▸ Task details
Search the material for the string "Transversal", then report how many lines hold it, with no other text.

════════

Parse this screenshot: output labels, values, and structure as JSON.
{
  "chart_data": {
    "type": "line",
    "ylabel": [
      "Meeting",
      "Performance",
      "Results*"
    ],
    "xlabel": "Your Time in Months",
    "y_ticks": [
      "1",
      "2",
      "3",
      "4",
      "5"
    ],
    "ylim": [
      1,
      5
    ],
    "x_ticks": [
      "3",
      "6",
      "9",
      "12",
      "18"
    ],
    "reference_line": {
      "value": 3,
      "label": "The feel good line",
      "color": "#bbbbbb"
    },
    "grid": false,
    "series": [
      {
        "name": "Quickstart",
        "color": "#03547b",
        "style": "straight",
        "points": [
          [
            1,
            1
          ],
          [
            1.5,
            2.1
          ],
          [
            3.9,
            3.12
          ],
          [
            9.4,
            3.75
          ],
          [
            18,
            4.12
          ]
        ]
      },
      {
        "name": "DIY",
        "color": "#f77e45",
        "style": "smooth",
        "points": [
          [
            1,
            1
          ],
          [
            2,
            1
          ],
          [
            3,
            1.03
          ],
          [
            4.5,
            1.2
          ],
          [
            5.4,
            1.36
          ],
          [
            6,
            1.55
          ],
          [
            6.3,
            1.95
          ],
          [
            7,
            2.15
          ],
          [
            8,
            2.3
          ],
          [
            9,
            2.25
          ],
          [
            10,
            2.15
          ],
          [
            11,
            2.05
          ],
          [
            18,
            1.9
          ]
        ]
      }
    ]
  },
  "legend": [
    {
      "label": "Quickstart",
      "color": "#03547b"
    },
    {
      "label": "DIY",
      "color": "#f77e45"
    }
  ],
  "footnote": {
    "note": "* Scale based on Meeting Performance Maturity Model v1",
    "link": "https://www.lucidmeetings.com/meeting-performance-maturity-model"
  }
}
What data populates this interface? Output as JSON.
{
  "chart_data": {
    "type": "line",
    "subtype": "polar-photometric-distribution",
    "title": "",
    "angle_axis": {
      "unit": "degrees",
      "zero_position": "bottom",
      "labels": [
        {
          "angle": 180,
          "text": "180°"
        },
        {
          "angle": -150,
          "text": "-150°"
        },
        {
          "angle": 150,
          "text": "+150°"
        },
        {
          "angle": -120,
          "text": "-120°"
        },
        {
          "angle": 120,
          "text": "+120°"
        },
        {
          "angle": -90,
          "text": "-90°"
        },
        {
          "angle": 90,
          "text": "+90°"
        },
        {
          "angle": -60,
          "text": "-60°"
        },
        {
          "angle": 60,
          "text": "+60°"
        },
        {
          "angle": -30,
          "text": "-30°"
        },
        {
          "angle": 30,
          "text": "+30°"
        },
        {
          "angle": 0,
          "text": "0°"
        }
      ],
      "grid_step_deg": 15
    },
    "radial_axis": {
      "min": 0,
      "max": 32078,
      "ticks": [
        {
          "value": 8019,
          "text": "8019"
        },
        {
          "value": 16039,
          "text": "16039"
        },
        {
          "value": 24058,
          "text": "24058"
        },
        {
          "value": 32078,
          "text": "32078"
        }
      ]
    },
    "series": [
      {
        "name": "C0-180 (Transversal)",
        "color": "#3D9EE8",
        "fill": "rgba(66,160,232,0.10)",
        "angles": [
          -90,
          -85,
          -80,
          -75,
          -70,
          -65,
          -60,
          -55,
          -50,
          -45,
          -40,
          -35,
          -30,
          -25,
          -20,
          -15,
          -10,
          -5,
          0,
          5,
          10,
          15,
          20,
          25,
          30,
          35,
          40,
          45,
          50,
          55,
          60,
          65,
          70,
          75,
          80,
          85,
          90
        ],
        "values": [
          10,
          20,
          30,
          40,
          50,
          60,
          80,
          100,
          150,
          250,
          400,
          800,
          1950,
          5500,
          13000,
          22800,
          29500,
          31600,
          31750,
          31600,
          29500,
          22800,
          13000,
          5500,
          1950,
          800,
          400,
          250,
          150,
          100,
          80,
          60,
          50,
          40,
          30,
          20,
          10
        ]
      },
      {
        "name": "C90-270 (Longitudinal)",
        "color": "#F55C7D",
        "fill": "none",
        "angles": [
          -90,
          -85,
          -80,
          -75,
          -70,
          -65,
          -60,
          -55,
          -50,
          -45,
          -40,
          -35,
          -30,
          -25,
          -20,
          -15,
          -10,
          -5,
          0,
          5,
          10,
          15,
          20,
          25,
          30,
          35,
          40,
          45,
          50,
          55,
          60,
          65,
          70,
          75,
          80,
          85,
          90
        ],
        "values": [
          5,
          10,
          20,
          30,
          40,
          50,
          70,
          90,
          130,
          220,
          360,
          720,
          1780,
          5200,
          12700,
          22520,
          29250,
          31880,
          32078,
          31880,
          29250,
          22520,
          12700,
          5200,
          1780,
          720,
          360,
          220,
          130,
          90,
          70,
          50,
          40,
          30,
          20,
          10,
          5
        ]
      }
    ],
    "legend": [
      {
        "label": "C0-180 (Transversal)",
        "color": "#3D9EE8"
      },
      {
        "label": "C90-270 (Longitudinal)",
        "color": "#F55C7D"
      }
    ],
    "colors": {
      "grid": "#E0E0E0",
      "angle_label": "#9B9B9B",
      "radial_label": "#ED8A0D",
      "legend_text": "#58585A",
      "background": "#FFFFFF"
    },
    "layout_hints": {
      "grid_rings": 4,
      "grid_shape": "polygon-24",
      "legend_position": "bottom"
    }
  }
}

════════

▸ Written response
2